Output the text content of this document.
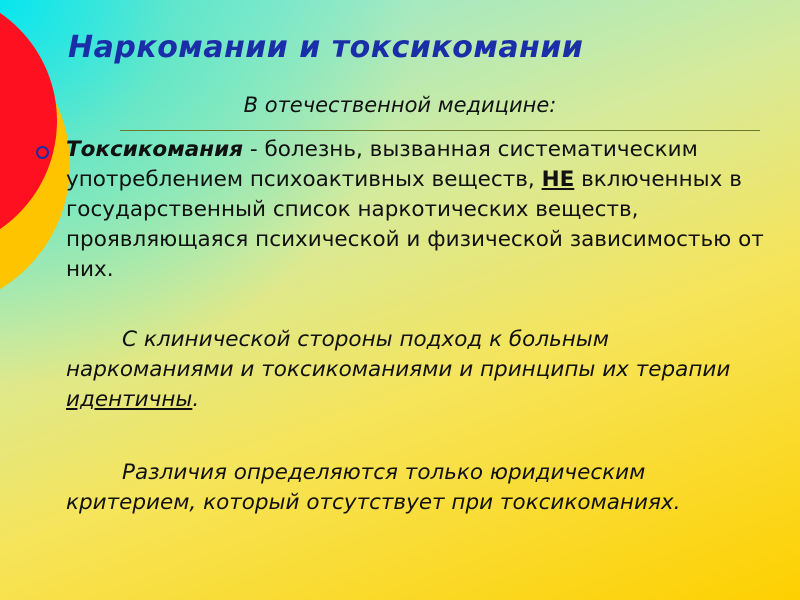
Наркомании и токсикомании
В отечественной медицине:
Токсикомания - болезнь, вызванная систематическим употреблением психоактивных веществ, НЕ включенных в государственный список наркотических веществ, проявляющаяся психической и физической зависимостью от них.
С клинической стороны подход к больным наркоманиями и токсикоманиями и принципы их терапии идентичны.
Различия определяются только юридическим критерием, который отсутствует при токсикоманиях.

→ **Your goal**: Retype all of the entries exactly as written, leaving out any images.

→ **Response for this exercise**:
Output the text content of this document.
Наркомании и токсикомании
В отечественной медицине:
Токсикомания - болезнь, вызванная систематическим употреблением психоактивных веществ, НЕ включенных в государственный список наркотических веществ, проявляющаяся психической и физической зависимостью от них.
С клинической стороны подход к больным наркоманиями и токсикоманиями и принципы их терапии идентичны.
Различия определяются только юридическим критерием, который отсутствует при токсикоманиях.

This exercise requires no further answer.